> [LISTED ENTRIES]:
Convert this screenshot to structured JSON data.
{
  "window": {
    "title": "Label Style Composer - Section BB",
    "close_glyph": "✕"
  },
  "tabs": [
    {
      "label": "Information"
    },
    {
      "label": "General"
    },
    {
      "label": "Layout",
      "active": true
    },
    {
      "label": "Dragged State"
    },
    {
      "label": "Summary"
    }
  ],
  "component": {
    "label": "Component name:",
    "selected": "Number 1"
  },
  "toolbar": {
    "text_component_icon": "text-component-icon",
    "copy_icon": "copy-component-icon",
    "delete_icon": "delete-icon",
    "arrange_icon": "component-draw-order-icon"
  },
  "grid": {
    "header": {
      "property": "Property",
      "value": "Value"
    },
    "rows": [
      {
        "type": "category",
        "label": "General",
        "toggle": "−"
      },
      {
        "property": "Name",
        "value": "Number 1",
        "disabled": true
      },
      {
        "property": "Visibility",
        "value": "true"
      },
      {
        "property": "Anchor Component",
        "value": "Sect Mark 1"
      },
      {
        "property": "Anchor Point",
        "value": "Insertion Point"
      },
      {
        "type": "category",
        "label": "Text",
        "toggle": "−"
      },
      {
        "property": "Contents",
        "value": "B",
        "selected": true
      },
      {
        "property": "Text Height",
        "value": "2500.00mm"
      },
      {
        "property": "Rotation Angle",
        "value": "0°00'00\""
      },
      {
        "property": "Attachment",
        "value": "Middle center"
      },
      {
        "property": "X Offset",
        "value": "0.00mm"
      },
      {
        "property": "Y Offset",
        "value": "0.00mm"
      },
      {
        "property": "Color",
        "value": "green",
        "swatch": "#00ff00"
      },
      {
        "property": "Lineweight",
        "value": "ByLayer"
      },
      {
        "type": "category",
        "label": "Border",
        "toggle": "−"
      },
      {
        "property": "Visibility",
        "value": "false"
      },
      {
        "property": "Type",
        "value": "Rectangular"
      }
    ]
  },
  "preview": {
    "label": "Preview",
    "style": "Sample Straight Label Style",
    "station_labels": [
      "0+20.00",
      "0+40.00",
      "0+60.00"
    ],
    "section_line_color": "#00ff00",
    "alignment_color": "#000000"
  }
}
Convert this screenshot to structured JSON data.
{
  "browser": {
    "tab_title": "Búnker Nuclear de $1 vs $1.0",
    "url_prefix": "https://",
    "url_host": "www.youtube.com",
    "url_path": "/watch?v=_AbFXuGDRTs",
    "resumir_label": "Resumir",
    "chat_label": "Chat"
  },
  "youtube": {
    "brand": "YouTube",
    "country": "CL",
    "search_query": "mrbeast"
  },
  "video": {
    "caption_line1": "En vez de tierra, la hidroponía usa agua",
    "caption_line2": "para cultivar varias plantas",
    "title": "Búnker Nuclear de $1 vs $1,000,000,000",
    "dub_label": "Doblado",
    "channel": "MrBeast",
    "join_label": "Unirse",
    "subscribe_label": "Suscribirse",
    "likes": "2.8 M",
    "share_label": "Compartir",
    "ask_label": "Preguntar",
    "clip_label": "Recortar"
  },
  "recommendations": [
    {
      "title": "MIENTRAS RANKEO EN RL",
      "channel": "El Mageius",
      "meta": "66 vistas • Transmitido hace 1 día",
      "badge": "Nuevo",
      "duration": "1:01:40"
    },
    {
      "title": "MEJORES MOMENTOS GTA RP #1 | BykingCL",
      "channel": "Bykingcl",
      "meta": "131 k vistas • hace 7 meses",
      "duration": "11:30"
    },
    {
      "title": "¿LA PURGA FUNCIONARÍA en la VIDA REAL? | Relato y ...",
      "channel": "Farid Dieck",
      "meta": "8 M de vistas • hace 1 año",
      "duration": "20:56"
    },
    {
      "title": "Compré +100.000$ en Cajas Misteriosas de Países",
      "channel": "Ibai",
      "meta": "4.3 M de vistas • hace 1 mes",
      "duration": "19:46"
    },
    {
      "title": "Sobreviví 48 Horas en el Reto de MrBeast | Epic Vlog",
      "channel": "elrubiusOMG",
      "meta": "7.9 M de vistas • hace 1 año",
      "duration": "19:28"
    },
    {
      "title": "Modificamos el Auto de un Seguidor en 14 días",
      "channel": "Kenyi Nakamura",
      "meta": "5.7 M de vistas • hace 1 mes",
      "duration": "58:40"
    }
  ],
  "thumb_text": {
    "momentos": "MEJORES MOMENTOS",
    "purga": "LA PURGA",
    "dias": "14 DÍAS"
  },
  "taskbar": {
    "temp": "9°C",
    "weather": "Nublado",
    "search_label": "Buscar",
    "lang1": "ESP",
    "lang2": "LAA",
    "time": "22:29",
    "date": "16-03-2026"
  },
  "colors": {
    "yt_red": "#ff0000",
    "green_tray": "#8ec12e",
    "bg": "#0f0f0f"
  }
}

> [TASK GOAL]:
Copy the records above exactly.

> [THE COMPLETED TASK]:
Convert this screenshot to structured JSON data.
{
  "window": {
    "title": "Label Style Composer - Section BB",
    "close_glyph": "✕"
  },
  "tabs": [
    {
      "label": "Information"
    },
    {
      "label": "General"
    },
    {
      "label": "Layout",
      "active": true
    },
    {
      "label": "Dragged State"
    },
    {
      "label": "Summary"
    }
  ],
  "component": {
    "label": "Component name:",
    "selected": "Number 1"
  },
  "toolbar": {
    "text_component_icon": "text-component-icon",
    "copy_icon": "copy-component-icon",
    "delete_icon": "delete-icon",
    "arrange_icon": "component-draw-order-icon"
  },
  "grid": {
    "header": {
      "property": "Property",
      "value": "Value"
    },
    "rows": [
      {
        "type": "category",
        "label": "General",
        "toggle": "−"
      },
      {
        "property": "Name",
        "value": "Number 1",
        "disabled": true
      },
      {
        "property": "Visibility",
        "value": "true"
      },
      {
        "property": "Anchor Component",
        "value": "Sect Mark 1"
      },
      {
        "property": "Anchor Point",
        "value": "Insertion Point"
      },
      {
        "type": "category",
        "label": "Text",
        "toggle": "−"
      },
      {
        "property": "Contents",
        "value": "B",
        "selected": true
      },
      {
        "property": "Text Height",
        "value": "2500.00mm"
      },
      {
        "property": "Rotation Angle",
        "value": "0°00'00\""
      },
      {
        "property": "Attachment",
        "value": "Middle center"
      },
      {
        "property": "X Offset",
        "value": "0.00mm"
      },
      {
        "property": "Y Offset",
        "value": "0.00mm"
      },
      {
        "property": "Color",
        "value": "green",
        "swatch": "#00ff00"
      },
      {
        "property": "Lineweight",
        "value": "ByLayer"
      },
      {
        "type": "category",
        "label": "Border",
        "toggle": "−"
      },
      {
        "property": "Visibility",
        "value": "false"
      },
      {
        "property": "Type",
        "value": "Rectangular"
      }
    ]
  },
  "preview": {
    "label": "Preview",
    "style": "Sample Straight Label Style",
    "station_labels": [
      "0+20.00",
      "0+40.00",
      "0+60.00"
    ],
    "section_line_color": "#00ff00",
    "alignment_color": "#000000"
  }
}
Convert this screenshot to structured JSON data.
{
  "browser": {
    "tab_title": "Búnker Nuclear de $1 vs $1.0",
    "url_prefix": "https://",
    "url_host": "www.youtube.com",
    "url_path": "/watch?v=_AbFXuGDRTs",
    "resumir_label": "Resumir",
    "chat_label": "Chat"
  },
  "youtube": {
    "brand": "YouTube",
    "country": "CL",
    "search_query": "mrbeast"
  },
  "video": {
    "caption_line1": "En vez de tierra, la hidroponía usa agua",
    "caption_line2": "para cultivar varias plantas",
    "title": "Búnker Nuclear de $1 vs $1,000,000,000",
    "dub_label": "Doblado",
    "channel": "MrBeast",
    "join_label": "Unirse",
    "subscribe_label": "Suscribirse",
    "likes": "2.8 M",
    "share_label": "Compartir",
    "ask_label": "Preguntar",
    "clip_label": "Recortar"
  },
  "recommendations": [
    {
      "title": "MIENTRAS RANKEO EN RL",
      "channel": "El Mageius",
      "meta": "66 vistas • Transmitido hace 1 día",
      "badge": "Nuevo",
      "duration": "1:01:40"
    },
    {
      "title": "MEJORES MOMENTOS GTA RP #1 | BykingCL",
      "channel": "Bykingcl",
      "meta": "131 k vistas • hace 7 meses",
      "duration": "11:30"
    },
    {
      "title": "¿LA PURGA FUNCIONARÍA en la VIDA REAL? | Relato y ...",
      "channel": "Farid Dieck",
      "meta": "8 M de vistas • hace 1 año",
      "duration": "20:56"
    },
    {
      "title": "Compré +100.000$ en Cajas Misteriosas de Países",
      "channel": "Ibai",
      "meta": "4.3 M de vistas • hace 1 mes",
      "duration": "19:46"
    },
    {
      "title": "Sobreviví 48 Horas en el Reto de MrBeast | Epic Vlog",
      "channel": "elrubiusOMG",
      "meta": "7.9 M de vistas • hace 1 año",
      "duration": "19:28"
    },
    {
      "title": "Modificamos el Auto de un Seguidor en 14 días",
      "channel": "Kenyi Nakamura",
      "meta": "5.7 M de vistas • hace 1 mes",
      "duration": "58:40"
    }
  ],
  "thumb_text": {
    "momentos": "MEJORES MOMENTOS",
    "purga": "LA PURGA",
    "dias": "14 DÍAS"
  },
  "taskbar": {
    "temp": "9°C",
    "weather": "Nublado",
    "search_label": "Buscar",
    "lang1": "ESP",
    "lang2": "LAA",
    "time": "22:29",
    "date": "16-03-2026"
  },
  "colors": {
    "yt_red": "#ff0000",
    "green_tray": "#8ec12e",
    "bg": "#0f0f0f"
  }
}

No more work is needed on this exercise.